Set task.
Write the material out again in full, word for word. Do not include the pictures.

========

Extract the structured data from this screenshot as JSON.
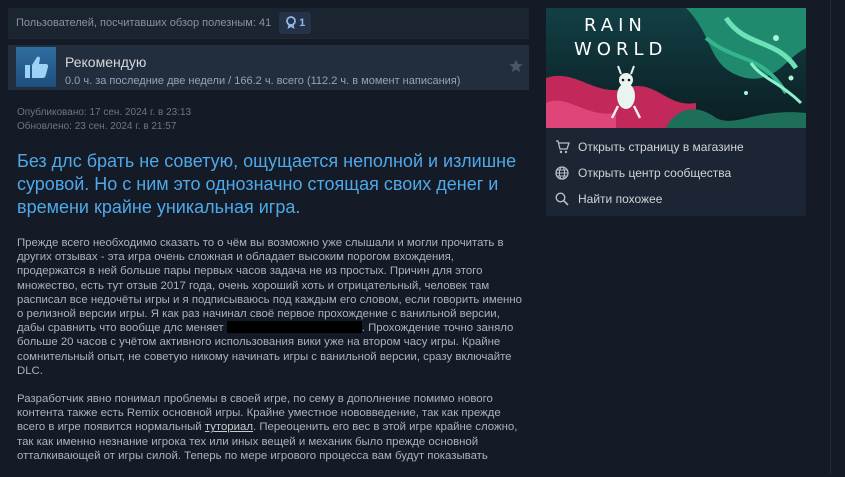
{
  "helpful": {
    "text": "Пользователей, посчитавших обзор полезным: 41",
    "award_count": "1"
  },
  "review": {
    "verdict": "Рекомендую",
    "hours": "0.0 ч. за последние две недели / 166.2 ч. всего (112.2 ч. в момент написания)",
    "published": "Опубликовано: 17 сен. 2024 г. в 23:13",
    "updated": "Обновлено: 23 сен. 2024 г. в 21:57",
    "title": "Без длс брать не советую, ощущается неполной и излишне суровой. Но с ним это однозначно стоящая своих денег и времени крайне уникальная игра.",
    "p1_a": "Прежде всего необходимо сказать то о чём вы возможно уже слышали и могли прочитать в других отзывах - эта игра очень сложная и обладает высоким порогом вхождения, продержатся в ней больше пары первых часов задача не из простых. Причин для этого множество, есть тут отзыв 2017 года, очень хороший хоть и отрицательный, человек там расписал все недочёты игры и я подписываюсь под каждым его словом, если говорить именно о релизной версии игры. Я как раз начинал своё первое прохождение с ванильной версии, дабы сравнить что вообще длс меняет ",
    "p1_b": ". Прохождение точно заняло больше 20 часов с учётом активного использования вики уже на втором часу игры. Крайне сомнительный опыт, не советую никому начинать игры с ванильной версии, сразу включайте DLC.",
    "p2_a": "Разработчик явно понимал проблемы в своей игре, по сему в дополнение помимо нового контента также есть Remix основной игры. Крайне уместное нововведение, так как прежде всего в игре появится нормальный ",
    "p2_link": "туториал",
    "p2_b": ". Переоценить его вес в этой игре крайне сложно, так как именно незнание игрока тех или иных вещей и механик было прежде основной отталкивающей от игры силой. Теперь по мере игрового процесса вам будут показывать"
  },
  "game": {
    "logo_line1": "RAIN",
    "logo_line2": "WORLD",
    "links": [
      {
        "label": "Открыть страницу в магазине",
        "icon": "cart-icon"
      },
      {
        "label": "Открыть центр сообщества",
        "icon": "globe-icon"
      },
      {
        "label": "Найти похожее",
        "icon": "search-icon"
      }
    ]
  },
  "colors": {
    "background": "#141b26",
    "title_blue": "#4fa8e8",
    "text": "#acb2b8"
  }
}
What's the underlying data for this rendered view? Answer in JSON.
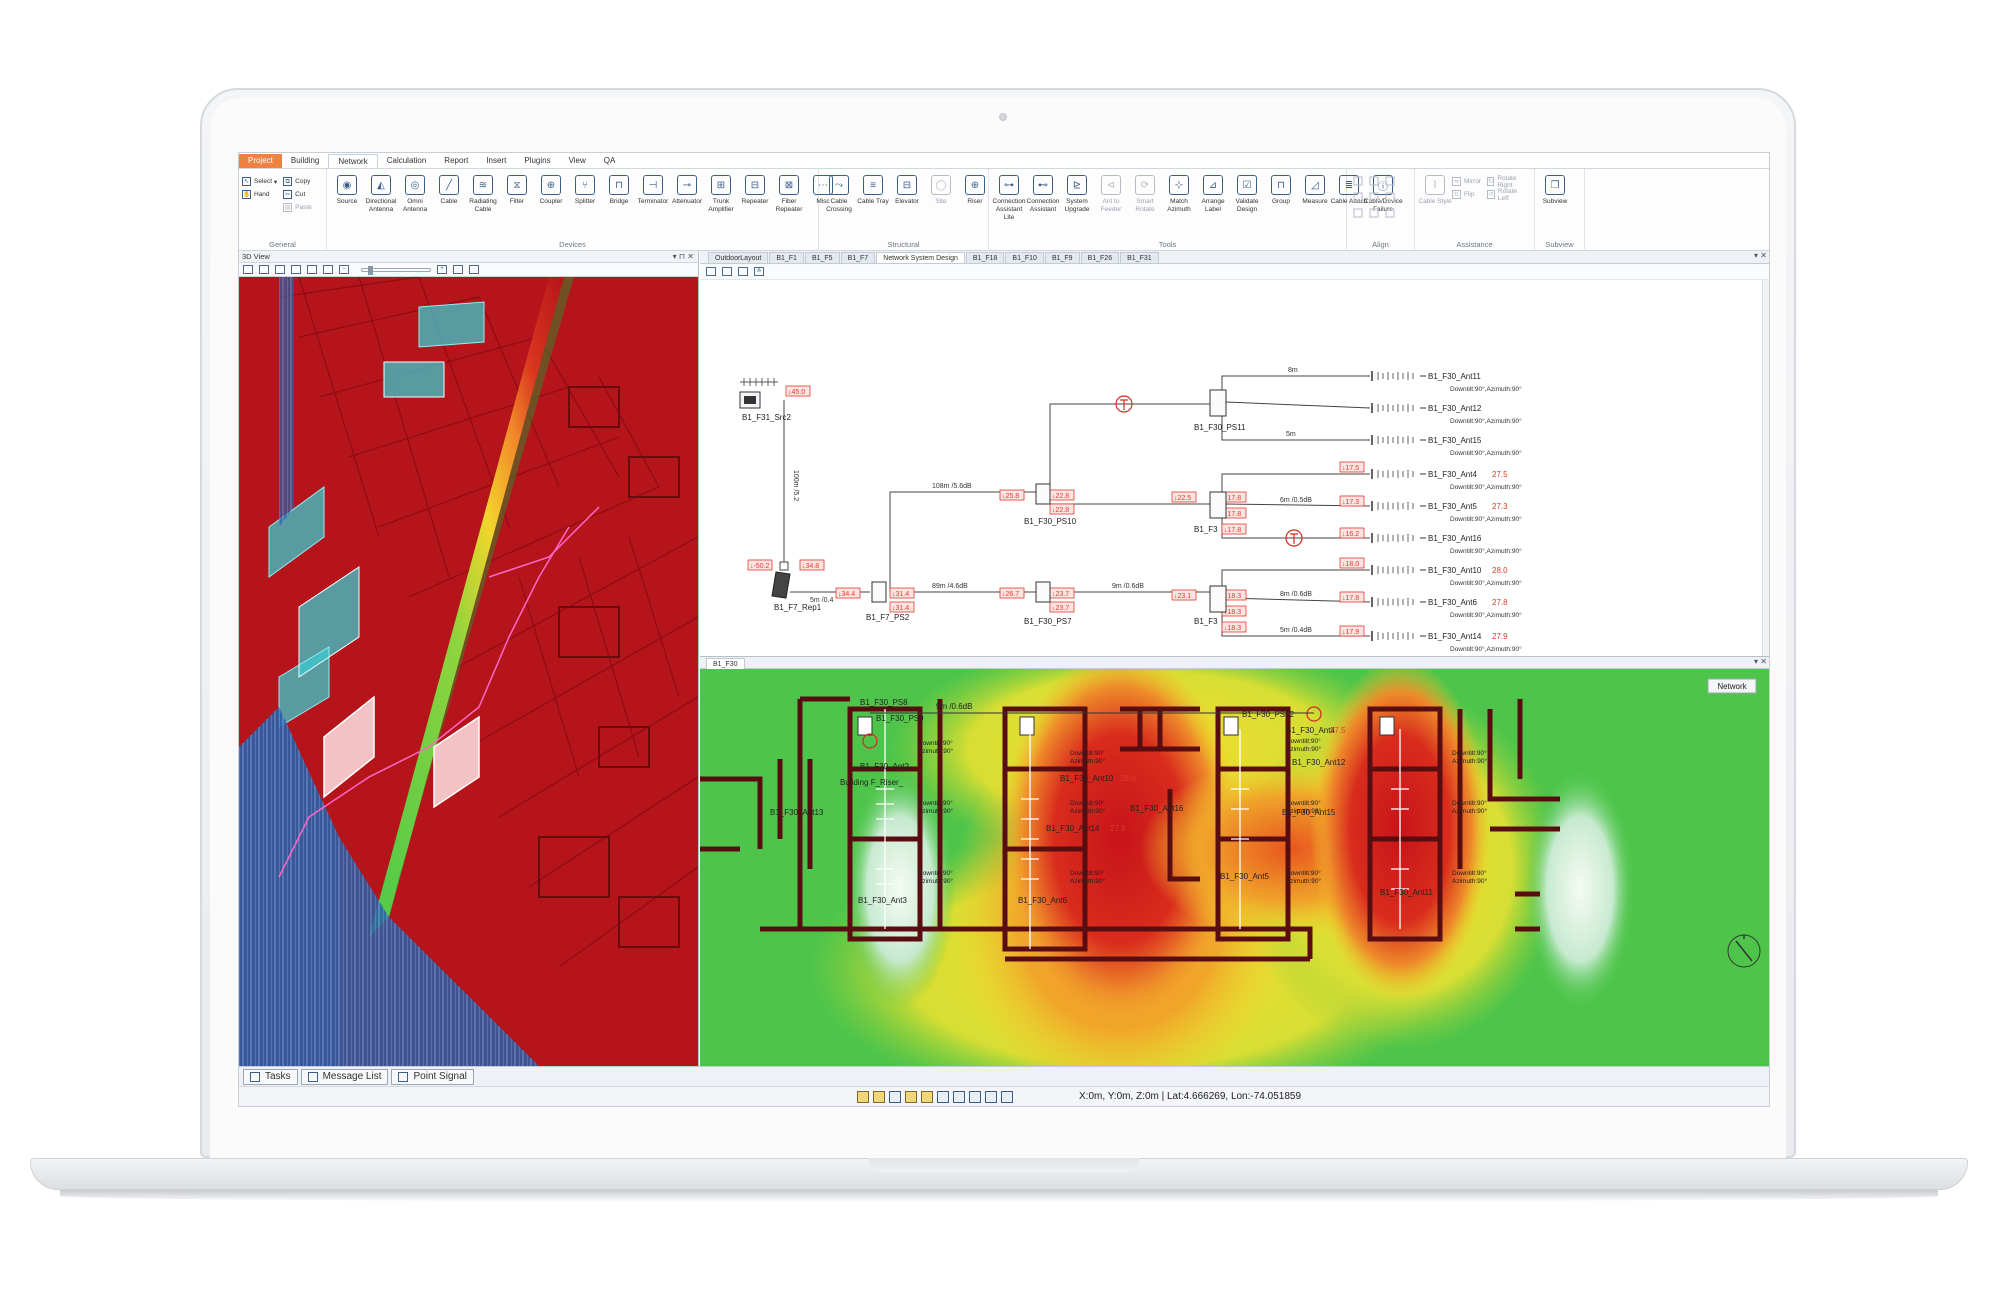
{
  "ribbon": {
    "tabs": [
      "Project",
      "Building",
      "Network",
      "Calculation",
      "Report",
      "Insert",
      "Plugins",
      "View",
      "QA"
    ],
    "active_tab": "Project",
    "selected_tab": "Network",
    "general": {
      "label": "General",
      "select": "Select",
      "hand": "Hand",
      "copy": "Copy",
      "cut": "Cut",
      "paste": "Paste"
    },
    "devices": {
      "label": "Devices",
      "buttons": [
        "Source",
        "Directional Antenna",
        "Omni Antenna",
        "Cable",
        "Radiating Cable",
        "Filter",
        "Coupler",
        "Splitter",
        "Bridge",
        "Terminator",
        "Attenuator",
        "Trunk Amplifier",
        "Repeater",
        "Fiber Repeater",
        "Misc"
      ]
    },
    "structural": {
      "label": "Structural",
      "buttons": [
        "Cable Crossing",
        "Cable Tray",
        "Elevator",
        "Site",
        "Riser"
      ]
    },
    "tools": {
      "label": "Tools",
      "buttons": [
        "Connection Assistant Lite",
        "Connection Assistant",
        "System Upgrade",
        "Ant to Feeder",
        "Smart Rotate",
        "Match Azimuth",
        "Arrange Label",
        "Validate Design",
        "Group",
        "Measure",
        "Cable Attach",
        "Cable/Device Failure"
      ]
    },
    "align": {
      "label": "Align"
    },
    "assistance": {
      "label": "Assistance",
      "cable_style": "Cable Style",
      "mirror": "Mirror",
      "flip": "Flip",
      "rotate_right": "Rotate Right",
      "rotate_left": "Rotate Left"
    },
    "subview": {
      "label": "Subview",
      "button": "Subview"
    }
  },
  "view3d": {
    "title": "3D View"
  },
  "doc_tabs": [
    "OutdoorLayout",
    "B1_F1",
    "B1_F5",
    "B1_F7",
    "Network System Design",
    "B1_F18",
    "B1_F10",
    "B1_F9",
    "B1_F26",
    "B1_F31"
  ],
  "doc_tab_active": "Network System Design",
  "nsd": {
    "source": "B1_F31_Src2",
    "repeater": "B1_F7_Rep1",
    "splitters": [
      "B1_F7_PS2",
      "B1_F30_PS10",
      "B1_F30_PS7",
      "B1_F30_PS11",
      "B1_F3",
      "B1_F3"
    ],
    "antennas": [
      {
        "name": "B1_F30_Ant11",
        "detail": "Downtilt:90°,Azimuth:90°",
        "value": ""
      },
      {
        "name": "B1_F30_Ant12",
        "detail": "Downtilt:90°,Azimuth:90°",
        "value": ""
      },
      {
        "name": "B1_F30_Ant15",
        "detail": "Downtilt:90°,Azimuth:90°",
        "value": ""
      },
      {
        "name": "B1_F30_Ant4",
        "detail": "Downtilt:90°,Azimuth:90°",
        "value": "27.5"
      },
      {
        "name": "B1_F30_Ant5",
        "detail": "Downtilt:90°,Azimuth:90°",
        "value": "27.3"
      },
      {
        "name": "B1_F30_Ant16",
        "detail": "Downtilt:90°,Azimuth:90°",
        "value": ""
      },
      {
        "name": "B1_F30_Ant10",
        "detail": "Downtilt:90°,Azimuth:90°",
        "value": "28.0"
      },
      {
        "name": "B1_F30_Ant6",
        "detail": "Downtilt:90°,Azimuth:90°",
        "value": "27.8"
      },
      {
        "name": "B1_F30_Ant14",
        "detail": "Downtilt:90°,Azimuth:90°",
        "value": "27.9"
      }
    ],
    "cable_labels": [
      "8m",
      "5m",
      "108m /5.6dB",
      "89m /4.6dB",
      "9m /0.6dB",
      "6m /0.5dB",
      "8m /0.6dB",
      "5m /0.4dB",
      "5m /0.4",
      "100m /5.2"
    ],
    "level_tags": [
      "↓45.0",
      "↓-50.2",
      "↓34.8",
      "↓34.4",
      "↓31.4",
      "↓31.4",
      "↓25.8",
      "↓22.8",
      "↓22.8",
      "↓26.7",
      "↓23.7",
      "↓23.7",
      "↓22.5",
      "↓17.8",
      "↓17.8",
      "↓17.8",
      "↓17.5",
      "↓17.3",
      "↓16.2",
      "↓23.1",
      "↓18.3",
      "↓18.3",
      "↓18.3",
      "↓18.0",
      "↓17.8",
      "↓17.9"
    ]
  },
  "floor": {
    "tab": "B1_F30",
    "legend": "Network",
    "labels": [
      "9m /0.6dB",
      "B1_F30_PS8",
      "B1_F30_PS9",
      "B1_F30_PS12",
      "B1_F30_Ant2",
      "B1_F30_Ant4",
      "27.5",
      "B1_F30_Ant12",
      "B1_F30_Ant13",
      "B1_F30_Ant10",
      "28.0",
      "B1_F30_Ant14",
      "27.9",
      "B1_F30_Ant16",
      "B1_F30_Ant15",
      "B1_F30_Ant3",
      "B1_F30_Ant6",
      "B1_F30_Ant5",
      "B1_F30_Ant11",
      "Building F_Riser_"
    ],
    "detail_lines": [
      "Downtilt:90°",
      "Azimuth:90°"
    ]
  },
  "bottom_tabs": [
    "Tasks",
    "Message List",
    "Point Signal"
  ],
  "status": {
    "coords": "X:0m, Y:0m, Z:0m | Lat:4.666269, Lon:-74.051859"
  },
  "colors": {
    "accent": "#f08140",
    "heat_red": "#b5141a",
    "heat_green": "#4ec54a",
    "heat_yellow": "#f3d42a",
    "wall": "#5a0d10",
    "tag_red": "#e03a2e"
  }
}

========

Output for this exercise.
Extract the structured data from this screenshot as JSON.
{
  "helpful": {
    "text": "Пользователей, посчитавших обзор полезным: 41",
    "award_count": "1"
  },
  "review": {
    "verdict": "Рекомендую",
    "hours": "0.0 ч. за последние две недели / 166.2 ч. всего (112.2 ч. в момент написания)",
    "published": "Опубликовано: 17 сен. 2024 г. в 23:13",
    "updated": "Обновлено: 23 сен. 2024 г. в 21:57",
    "title": "Без длс брать не советую, ощущается неполной и излишне суровой. Но с ним это однозначно стоящая своих денег и времени крайне уникальная игра.",
    "p1_a": "Прежде всего необходимо сказать то о чём вы возможно уже слышали и могли прочитать в других отзывах - эта игра очень сложная и обладает высоким порогом вхождения, продержатся в ней больше пары первых часов задача не из простых. Причин для этого множество, есть тут отзыв 2017 года, очень хороший хоть и отрицательный, человек там расписал все недочёты игры и я подписываюсь под каждым его словом, если говорить именно о релизной версии игры. Я как раз начинал своё первое прохождение с ванильной версии, дабы сравнить что вообще длс меняет ",
    "p1_b": ". Прохождение точно заняло больше 20 часов с учётом активного использования вики уже на втором часу игры. Крайне сомнительный опыт, не советую никому начинать игры с ванильной версии, сразу включайте DLC.",
    "p2_a": "Разработчик явно понимал проблемы в своей игре, по сему в дополнение помимо нового контента также есть Remix основной игры. Крайне уместное нововведение, так как прежде всего в игре появится нормальный ",
    "p2_link": "туториал",
    "p2_b": ". Переоценить его вес в этой игре крайне сложно, так как именно незнание игрока тех или иных вещей и механик было прежде основной отталкивающей от игры силой. Теперь по мере игрового процесса вам будут показывать"
  },
  "game": {
    "logo_line1": "RAIN",
    "logo_line2": "WORLD",
    "links": [
      {
        "label": "Открыть страницу в магазине",
        "icon": "cart-icon"
      },
      {
        "label": "Открыть центр сообщества",
        "icon": "globe-icon"
      },
      {
        "label": "Найти похожее",
        "icon": "search-icon"
      }
    ]
  },
  "colors": {
    "background": "#141b26",
    "title_blue": "#4fa8e8",
    "text": "#acb2b8"
  }
}
What's the underlying data for this rendered view? Answer in JSON.
{
  "ribbon": {
    "tabs": [
      "Project",
      "Building",
      "Network",
      "Calculation",
      "Report",
      "Insert",
      "Plugins",
      "View",
      "QA"
    ],
    "active_tab": "Project",
    "selected_tab": "Network",
    "general": {
      "label": "General",
      "select": "Select",
      "hand": "Hand",
      "copy": "Copy",
      "cut": "Cut",
      "paste": "Paste"
    },
    "devices": {
      "label": "Devices",
      "buttons": [
        "Source",
        "Directional Antenna",
        "Omni Antenna",
        "Cable",
        "Radiating Cable",
        "Filter",
        "Coupler",
        "Splitter",
        "Bridge",
        "Terminator",
        "Attenuator",
        "Trunk Amplifier",
        "Repeater",
        "Fiber Repeater",
        "Misc"
      ]
    },
    "structural": {
      "label": "Structural",
      "buttons": [
        "Cable Crossing",
        "Cable Tray",
        "Elevator",
        "Site",
        "Riser"
      ]
    },
    "tools": {
      "label": "Tools",
      "buttons": [
        "Connection Assistant Lite",
        "Connection Assistant",
        "System Upgrade",
        "Ant to Feeder",
        "Smart Rotate",
        "Match Azimuth",
        "Arrange Label",
        "Validate Design",
        "Group",
        "Measure",
        "Cable Attach",
        "Cable/Device Failure"
      ]
    },
    "align": {
      "label": "Align"
    },
    "assistance": {
      "label": "Assistance",
      "cable_style": "Cable Style",
      "mirror": "Mirror",
      "flip": "Flip",
      "rotate_right": "Rotate Right",
      "rotate_left": "Rotate Left"
    },
    "subview": {
      "label": "Subview",
      "button": "Subview"
    }
  },
  "view3d": {
    "title": "3D View"
  },
  "doc_tabs": [
    "OutdoorLayout",
    "B1_F1",
    "B1_F5",
    "B1_F7",
    "Network System Design",
    "B1_F18",
    "B1_F10",
    "B1_F9",
    "B1_F26",
    "B1_F31"
  ],
  "doc_tab_active": "Network System Design",
  "nsd": {
    "source": "B1_F31_Src2",
    "repeater": "B1_F7_Rep1",
    "splitters": [
      "B1_F7_PS2",
      "B1_F30_PS10",
      "B1_F30_PS7",
      "B1_F30_PS11",
      "B1_F3",
      "B1_F3"
    ],
    "antennas": [
      {
        "name": "B1_F30_Ant11",
        "detail": "Downtilt:90°,Azimuth:90°",
        "value": ""
      },
      {
        "name": "B1_F30_Ant12",
        "detail": "Downtilt:90°,Azimuth:90°",
        "value": ""
      },
      {
        "name": "B1_F30_Ant15",
        "detail": "Downtilt:90°,Azimuth:90°",
        "value": ""
      },
      {
        "name": "B1_F30_Ant4",
        "detail": "Downtilt:90°,Azimuth:90°",
        "value": "27.5"
      },
      {
        "name": "B1_F30_Ant5",
        "detail": "Downtilt:90°,Azimuth:90°",
        "value": "27.3"
      },
      {
        "name": "B1_F30_Ant16",
        "detail": "Downtilt:90°,Azimuth:90°",
        "value": ""
      },
      {
        "name": "B1_F30_Ant10",
        "detail": "Downtilt:90°,Azimuth:90°",
        "value": "28.0"
      },
      {
        "name": "B1_F30_Ant6",
        "detail": "Downtilt:90°,Azimuth:90°",
        "value": "27.8"
      },
      {
        "name": "B1_F30_Ant14",
        "detail": "Downtilt:90°,Azimuth:90°",
        "value": "27.9"
      }
    ],
    "cable_labels": [
      "8m",
      "5m",
      "108m /5.6dB",
      "89m /4.6dB",
      "9m /0.6dB",
      "6m /0.5dB",
      "8m /0.6dB",
      "5m /0.4dB",
      "5m /0.4",
      "100m /5.2"
    ],
    "level_tags": [
      "↓45.0",
      "↓-50.2",
      "↓34.8",
      "↓34.4",
      "↓31.4",
      "↓31.4",
      "↓25.8",
      "↓22.8",
      "↓22.8",
      "↓26.7",
      "↓23.7",
      "↓23.7",
      "↓22.5",
      "↓17.8",
      "↓17.8",
      "↓17.8",
      "↓17.5",
      "↓17.3",
      "↓16.2",
      "↓23.1",
      "↓18.3",
      "↓18.3",
      "↓18.3",
      "↓18.0",
      "↓17.8",
      "↓17.9"
    ]
  },
  "floor": {
    "tab": "B1_F30",
    "legend": "Network",
    "labels": [
      "9m /0.6dB",
      "B1_F30_PS8",
      "B1_F30_PS9",
      "B1_F30_PS12",
      "B1_F30_Ant2",
      "B1_F30_Ant4",
      "27.5",
      "B1_F30_Ant12",
      "B1_F30_Ant13",
      "B1_F30_Ant10",
      "28.0",
      "B1_F30_Ant14",
      "27.9",
      "B1_F30_Ant16",
      "B1_F30_Ant15",
      "B1_F30_Ant3",
      "B1_F30_Ant6",
      "B1_F30_Ant5",
      "B1_F30_Ant11",
      "Building F_Riser_"
    ],
    "detail_lines": [
      "Downtilt:90°",
      "Azimuth:90°"
    ]
  },
  "bottom_tabs": [
    "Tasks",
    "Message List",
    "Point Signal"
  ],
  "status": {
    "coords": "X:0m, Y:0m, Z:0m | Lat:4.666269, Lon:-74.051859"
  },
  "colors": {
    "accent": "#f08140",
    "heat_red": "#b5141a",
    "heat_green": "#4ec54a",
    "heat_yellow": "#f3d42a",
    "wall": "#5a0d10",
    "tag_red": "#e03a2e"
  }
}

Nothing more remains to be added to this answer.